[Begin RECORDS SUPPLIED]

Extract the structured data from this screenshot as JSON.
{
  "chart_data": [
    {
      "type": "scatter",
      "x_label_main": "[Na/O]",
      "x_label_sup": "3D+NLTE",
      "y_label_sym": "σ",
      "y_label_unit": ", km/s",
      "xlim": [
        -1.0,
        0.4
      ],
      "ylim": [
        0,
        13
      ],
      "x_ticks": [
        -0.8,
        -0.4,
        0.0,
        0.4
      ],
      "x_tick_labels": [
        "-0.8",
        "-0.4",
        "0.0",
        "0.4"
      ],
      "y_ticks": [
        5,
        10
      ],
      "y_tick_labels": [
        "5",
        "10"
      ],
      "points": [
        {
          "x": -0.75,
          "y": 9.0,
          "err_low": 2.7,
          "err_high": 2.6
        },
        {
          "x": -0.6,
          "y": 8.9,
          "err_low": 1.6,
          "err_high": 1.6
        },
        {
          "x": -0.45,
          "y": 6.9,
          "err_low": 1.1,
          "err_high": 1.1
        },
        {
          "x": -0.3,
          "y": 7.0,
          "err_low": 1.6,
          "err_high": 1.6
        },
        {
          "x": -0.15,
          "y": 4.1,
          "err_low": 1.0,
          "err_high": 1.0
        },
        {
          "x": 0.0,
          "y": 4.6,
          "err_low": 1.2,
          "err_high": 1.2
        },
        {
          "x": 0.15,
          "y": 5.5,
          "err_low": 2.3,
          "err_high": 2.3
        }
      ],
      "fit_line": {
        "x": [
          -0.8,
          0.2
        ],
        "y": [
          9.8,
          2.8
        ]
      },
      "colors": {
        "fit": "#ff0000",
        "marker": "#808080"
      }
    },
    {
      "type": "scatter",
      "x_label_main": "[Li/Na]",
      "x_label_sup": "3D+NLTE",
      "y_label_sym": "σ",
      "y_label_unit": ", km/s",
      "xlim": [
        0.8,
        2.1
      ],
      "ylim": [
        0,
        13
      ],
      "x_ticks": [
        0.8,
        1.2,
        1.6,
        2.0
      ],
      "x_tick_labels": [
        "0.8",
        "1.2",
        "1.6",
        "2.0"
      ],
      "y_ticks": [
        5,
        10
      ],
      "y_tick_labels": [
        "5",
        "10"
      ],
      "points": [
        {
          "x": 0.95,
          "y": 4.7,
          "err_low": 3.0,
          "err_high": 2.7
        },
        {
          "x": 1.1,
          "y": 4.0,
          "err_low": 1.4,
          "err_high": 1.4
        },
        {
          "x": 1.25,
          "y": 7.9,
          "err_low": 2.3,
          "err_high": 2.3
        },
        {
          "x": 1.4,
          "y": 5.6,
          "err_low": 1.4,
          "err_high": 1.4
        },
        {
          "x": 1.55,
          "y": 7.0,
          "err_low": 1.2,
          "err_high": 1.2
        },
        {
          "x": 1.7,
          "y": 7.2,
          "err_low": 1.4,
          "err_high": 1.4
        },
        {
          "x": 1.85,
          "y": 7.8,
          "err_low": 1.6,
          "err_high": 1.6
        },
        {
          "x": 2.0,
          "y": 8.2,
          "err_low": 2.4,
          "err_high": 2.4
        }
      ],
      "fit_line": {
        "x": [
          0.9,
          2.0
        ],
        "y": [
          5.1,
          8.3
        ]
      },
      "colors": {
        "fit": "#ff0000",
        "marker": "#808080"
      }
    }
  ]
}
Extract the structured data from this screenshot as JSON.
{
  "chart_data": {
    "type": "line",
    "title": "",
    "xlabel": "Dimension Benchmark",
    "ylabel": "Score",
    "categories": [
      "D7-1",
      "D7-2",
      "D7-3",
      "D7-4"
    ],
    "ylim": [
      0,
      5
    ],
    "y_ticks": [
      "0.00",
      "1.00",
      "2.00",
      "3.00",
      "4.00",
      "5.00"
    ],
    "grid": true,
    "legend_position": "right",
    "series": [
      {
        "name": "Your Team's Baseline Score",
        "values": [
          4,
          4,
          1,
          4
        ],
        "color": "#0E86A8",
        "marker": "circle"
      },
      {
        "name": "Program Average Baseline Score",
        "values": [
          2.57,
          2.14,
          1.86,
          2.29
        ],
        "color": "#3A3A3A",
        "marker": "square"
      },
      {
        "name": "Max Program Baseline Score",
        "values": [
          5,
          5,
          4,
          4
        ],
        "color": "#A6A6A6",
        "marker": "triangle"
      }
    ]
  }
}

[End RECORDS SUPPLIED]

## WHAT YOU ARE ASKED TO DO
Find the lines above that include the string "Program" and copy them.

## COMPLETED EXERCISE
        "name": "Program Average Baseline Score",
        "name": "Max Program Baseline Score",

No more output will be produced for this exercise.